### Text segment
☆ ☆ ☆ ☆ ☆

9.7         Adjustments; Set-off.

 

(a)         Except to the extent that this Agreement or a court order expressly provides for payments to be allocated to a particular Lender or to the Lenders under a particular Facility, if any Lender (a “Benefitted Lender”) shall receive any payment of all or part of the Obligations owing to it (other than in connection with an assignment made pursuant to Section 9.6), or receive any collateral in respect thereof (whether voluntarily or involuntarily, by set-off, pursuant to events or proceedings of the nature referred to in Section 7(g), or otherwise), in a greater proportion than any such payment to or collateral received by any other Lender, if any, in respect of the Obligations owing to such other Lender, such Benefitted Lender shall purchase for cash from the other Lenders a participating interest in such portion of the Obligations owing to each such other Lender, or shall provide such other Lenders with the benefits of any such collateral, as shall be necessary to cause such Benefitted Lender to share the excess payment or benefits of such collateral ratably with each of the Lenders; provided, however, that if all or any portion of such excess payment or benefits is thereafter recovered from such Benefitted Lender, such purchase shall be rescinded, and the purchase price and benefits returned, to the extent of such recovery, but without interest.

☆ ☆ ☆ ☆ ☆

### Data listing

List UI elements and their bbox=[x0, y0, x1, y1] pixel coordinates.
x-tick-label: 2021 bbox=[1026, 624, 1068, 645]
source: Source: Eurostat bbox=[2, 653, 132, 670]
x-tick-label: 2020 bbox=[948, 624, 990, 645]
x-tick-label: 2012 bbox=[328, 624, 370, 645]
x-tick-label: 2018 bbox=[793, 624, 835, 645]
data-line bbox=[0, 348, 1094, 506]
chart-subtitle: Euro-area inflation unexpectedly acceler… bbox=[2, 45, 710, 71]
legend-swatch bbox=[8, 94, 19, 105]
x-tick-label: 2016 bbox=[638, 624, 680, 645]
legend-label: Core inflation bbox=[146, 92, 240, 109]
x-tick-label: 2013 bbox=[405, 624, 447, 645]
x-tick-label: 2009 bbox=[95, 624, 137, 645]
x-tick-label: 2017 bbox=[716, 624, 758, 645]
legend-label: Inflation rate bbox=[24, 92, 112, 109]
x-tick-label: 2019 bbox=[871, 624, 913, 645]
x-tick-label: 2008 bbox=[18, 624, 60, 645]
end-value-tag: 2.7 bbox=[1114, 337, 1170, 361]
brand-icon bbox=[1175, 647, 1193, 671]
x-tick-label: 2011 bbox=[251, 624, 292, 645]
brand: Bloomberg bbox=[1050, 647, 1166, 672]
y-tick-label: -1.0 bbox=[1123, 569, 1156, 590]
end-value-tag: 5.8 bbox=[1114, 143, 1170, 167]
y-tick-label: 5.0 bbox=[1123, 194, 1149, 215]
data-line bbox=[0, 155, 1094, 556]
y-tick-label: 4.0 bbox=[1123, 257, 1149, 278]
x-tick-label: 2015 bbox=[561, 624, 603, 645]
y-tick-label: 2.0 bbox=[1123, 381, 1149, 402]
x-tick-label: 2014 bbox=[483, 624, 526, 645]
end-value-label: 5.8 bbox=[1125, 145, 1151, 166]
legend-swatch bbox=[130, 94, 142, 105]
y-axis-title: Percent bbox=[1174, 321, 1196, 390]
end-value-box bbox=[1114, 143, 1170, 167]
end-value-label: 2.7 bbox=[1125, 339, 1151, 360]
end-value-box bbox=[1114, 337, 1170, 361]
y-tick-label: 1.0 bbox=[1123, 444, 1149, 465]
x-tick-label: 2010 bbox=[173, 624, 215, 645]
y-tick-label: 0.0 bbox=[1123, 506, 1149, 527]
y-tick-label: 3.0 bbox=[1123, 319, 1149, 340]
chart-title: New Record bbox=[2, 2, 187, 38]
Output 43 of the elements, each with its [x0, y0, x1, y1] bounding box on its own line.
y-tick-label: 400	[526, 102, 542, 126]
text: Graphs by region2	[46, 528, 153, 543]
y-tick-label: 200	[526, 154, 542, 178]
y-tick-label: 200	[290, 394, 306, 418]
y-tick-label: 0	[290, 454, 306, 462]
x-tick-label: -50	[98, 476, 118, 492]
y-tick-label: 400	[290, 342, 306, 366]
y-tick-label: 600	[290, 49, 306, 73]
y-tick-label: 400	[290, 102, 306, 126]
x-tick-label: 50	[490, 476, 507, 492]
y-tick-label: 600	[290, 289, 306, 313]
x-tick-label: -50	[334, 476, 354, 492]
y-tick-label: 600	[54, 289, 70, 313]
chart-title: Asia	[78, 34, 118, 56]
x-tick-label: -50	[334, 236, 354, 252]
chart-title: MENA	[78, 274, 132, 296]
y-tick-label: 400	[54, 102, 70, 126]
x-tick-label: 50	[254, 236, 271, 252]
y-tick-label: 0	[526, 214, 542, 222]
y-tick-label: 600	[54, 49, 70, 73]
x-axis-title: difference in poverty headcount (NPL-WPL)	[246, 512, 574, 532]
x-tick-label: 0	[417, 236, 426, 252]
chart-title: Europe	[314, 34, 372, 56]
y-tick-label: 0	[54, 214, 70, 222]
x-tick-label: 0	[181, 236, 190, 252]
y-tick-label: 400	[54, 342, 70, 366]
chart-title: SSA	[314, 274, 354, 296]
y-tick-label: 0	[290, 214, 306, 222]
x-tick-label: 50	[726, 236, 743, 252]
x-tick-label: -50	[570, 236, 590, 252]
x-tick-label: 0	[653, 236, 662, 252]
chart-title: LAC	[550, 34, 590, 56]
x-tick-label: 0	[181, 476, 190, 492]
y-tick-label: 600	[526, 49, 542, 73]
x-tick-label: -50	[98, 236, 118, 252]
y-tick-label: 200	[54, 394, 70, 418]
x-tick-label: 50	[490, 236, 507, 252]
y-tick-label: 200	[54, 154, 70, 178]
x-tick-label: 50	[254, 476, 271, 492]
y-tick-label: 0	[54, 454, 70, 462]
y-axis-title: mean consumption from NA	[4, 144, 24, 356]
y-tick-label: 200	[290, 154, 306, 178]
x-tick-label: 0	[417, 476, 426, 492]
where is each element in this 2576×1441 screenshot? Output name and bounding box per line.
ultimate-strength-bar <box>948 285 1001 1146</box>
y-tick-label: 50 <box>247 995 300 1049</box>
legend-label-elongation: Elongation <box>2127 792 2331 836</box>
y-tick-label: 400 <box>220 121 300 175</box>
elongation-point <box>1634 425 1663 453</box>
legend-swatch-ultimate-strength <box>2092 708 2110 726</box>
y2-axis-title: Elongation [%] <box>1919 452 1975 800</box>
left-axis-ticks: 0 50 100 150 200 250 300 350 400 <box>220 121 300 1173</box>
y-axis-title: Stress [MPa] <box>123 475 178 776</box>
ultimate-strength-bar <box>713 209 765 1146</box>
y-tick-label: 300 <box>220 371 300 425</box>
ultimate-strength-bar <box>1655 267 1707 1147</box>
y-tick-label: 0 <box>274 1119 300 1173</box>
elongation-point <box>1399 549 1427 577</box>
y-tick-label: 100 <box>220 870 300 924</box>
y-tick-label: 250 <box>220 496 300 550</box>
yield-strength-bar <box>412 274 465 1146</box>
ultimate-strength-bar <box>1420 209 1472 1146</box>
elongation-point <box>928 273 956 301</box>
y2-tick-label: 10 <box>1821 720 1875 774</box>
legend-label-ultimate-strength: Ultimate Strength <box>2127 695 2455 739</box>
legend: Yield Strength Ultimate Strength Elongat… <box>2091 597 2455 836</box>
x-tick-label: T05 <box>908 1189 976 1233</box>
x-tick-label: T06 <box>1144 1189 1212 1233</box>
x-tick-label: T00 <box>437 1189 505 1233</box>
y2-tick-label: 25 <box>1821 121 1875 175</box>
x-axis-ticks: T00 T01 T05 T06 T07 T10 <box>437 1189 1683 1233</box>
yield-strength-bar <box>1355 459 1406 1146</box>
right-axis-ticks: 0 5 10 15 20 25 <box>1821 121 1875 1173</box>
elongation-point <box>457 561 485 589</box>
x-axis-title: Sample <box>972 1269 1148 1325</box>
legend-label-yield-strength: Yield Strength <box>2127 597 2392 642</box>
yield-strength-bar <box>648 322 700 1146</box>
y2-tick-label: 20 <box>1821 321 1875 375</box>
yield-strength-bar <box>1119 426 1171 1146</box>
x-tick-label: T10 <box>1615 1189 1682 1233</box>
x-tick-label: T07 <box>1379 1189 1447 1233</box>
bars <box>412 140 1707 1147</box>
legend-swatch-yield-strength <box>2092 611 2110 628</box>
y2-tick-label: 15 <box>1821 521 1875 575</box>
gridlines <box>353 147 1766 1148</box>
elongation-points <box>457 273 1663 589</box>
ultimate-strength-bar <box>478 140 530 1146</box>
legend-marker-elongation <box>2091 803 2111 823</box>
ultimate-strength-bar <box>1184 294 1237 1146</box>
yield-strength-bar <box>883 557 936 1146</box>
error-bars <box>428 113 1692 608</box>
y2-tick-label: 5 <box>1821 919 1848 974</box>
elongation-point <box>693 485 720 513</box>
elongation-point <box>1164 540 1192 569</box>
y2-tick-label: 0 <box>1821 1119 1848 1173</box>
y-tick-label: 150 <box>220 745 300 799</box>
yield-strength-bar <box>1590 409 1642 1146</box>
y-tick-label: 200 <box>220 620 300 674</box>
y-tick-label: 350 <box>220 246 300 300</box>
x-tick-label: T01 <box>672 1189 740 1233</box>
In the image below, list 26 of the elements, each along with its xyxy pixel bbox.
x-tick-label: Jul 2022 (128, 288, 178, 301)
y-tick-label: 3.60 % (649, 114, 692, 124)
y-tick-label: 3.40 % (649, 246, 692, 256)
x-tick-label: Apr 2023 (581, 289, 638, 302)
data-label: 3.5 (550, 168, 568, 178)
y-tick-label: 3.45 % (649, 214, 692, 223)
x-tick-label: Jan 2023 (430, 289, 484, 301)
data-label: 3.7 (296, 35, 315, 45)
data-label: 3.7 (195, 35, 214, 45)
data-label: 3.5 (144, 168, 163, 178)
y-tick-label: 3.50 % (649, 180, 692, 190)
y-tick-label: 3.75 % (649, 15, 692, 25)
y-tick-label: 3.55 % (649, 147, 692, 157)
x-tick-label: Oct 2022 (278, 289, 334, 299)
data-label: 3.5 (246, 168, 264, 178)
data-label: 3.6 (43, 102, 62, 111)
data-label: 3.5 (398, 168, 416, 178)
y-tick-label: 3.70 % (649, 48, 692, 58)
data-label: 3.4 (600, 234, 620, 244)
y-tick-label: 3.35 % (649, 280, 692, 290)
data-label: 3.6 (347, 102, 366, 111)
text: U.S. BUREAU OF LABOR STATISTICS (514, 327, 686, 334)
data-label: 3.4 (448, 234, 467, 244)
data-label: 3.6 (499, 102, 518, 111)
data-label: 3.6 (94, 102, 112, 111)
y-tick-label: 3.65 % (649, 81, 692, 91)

☆ ☆ ☆ ☆ ☆

### Things to do
1 - Reproduce the listing from its first line up to and including the line with "x-tick-label: 2008 bbox=[18, 624, 60, 645]", keeping every line exactly as it appears.
2 - Write the next part of the loan agreement section on adjustments and set-off, picking up after its last sentence.

### Responses to the tasks
1 -
List UI elements and their bbox=[x0, y0, x1, y1] pixel coordinates.
x-tick-label: 2021 bbox=[1026, 624, 1068, 645]
source: Source: Eurostat bbox=[2, 653, 132, 670]
x-tick-label: 2020 bbox=[948, 624, 990, 645]
x-tick-label: 2012 bbox=[328, 624, 370, 645]
x-tick-label: 2018 bbox=[793, 624, 835, 645]
data-line bbox=[0, 348, 1094, 506]
chart-subtitle: Euro-area inflation unexpectedly acceler… bbox=[2, 45, 710, 71]
legend-swatch bbox=[8, 94, 19, 105]
x-tick-label: 2016 bbox=[638, 624, 680, 645]
legend-label: Core inflation bbox=[146, 92, 240, 109]
x-tick-label: 2013 bbox=[405, 624, 447, 645]
x-tick-label: 2009 bbox=[95, 624, 137, 645]
x-tick-label: 2017 bbox=[716, 624, 758, 645]
legend-label: Inflation rate bbox=[24, 92, 112, 109]
x-tick-label: 2019 bbox=[871, 624, 913, 645]
x-tick-label: 2008 bbox=[18, 624, 60, 645]

2 -
(b)         In addition to any rights and remedies of the Lenders provided by law, each Lender shall have the right, without notice to any Borrower, any such notice being expressly waived by the Borrowers to the extent permitted by applicable law, upon any Obligations becoming due and payable by any Borrower (whether at the stated maturity, by acceleration or otherwise), to apply to the payment of such Obligations, by setoff or otherwise, any and all deposits (general or special, time or demand, provisional or final), in any currency, and any other credits, indebtedness or claims, in any currency, in each case whether direct or indirect, at any time held or owing by such Lender, any affiliate thereof or any of their respective branches or agencies to or for the credit or the account of such Borrower; provided that if any Defaulting Lender shall exercise any such right of setoff, (i) all amounts so set-off shall be paid over immediately to the Administrative Agent for further application in accordance with the provisions of this Agreement and, pending such payment, shall be segregated by such Defaulting Lender from its other funds and deemed held in trust for the benefit of the Administrative Agent and the Lenders and (ii) the Defaulting Lender shall provide promptly to the Administrative Agent a statement describing in reasonable detail the obligations owing to such Defaulting Lender as to which it exercised such right of set-off. Each Lender agrees promptly to notify Essent and the Administrative Agent after any such application made by such Lender, provided that the failure to give such notice shall not affect the validity of such application.

 

9.8         Counterparts; Electronic Execution. (a)  This Agreement may be executed by one or more of the parties to this Agreement on any number of separate counterparts, and all of said counterparts taken together shall be deemed to constitute one and the same instrument. A set of the copies of this Agreement signed by all the parties shall be lodged with Essent and the Administrative Agent.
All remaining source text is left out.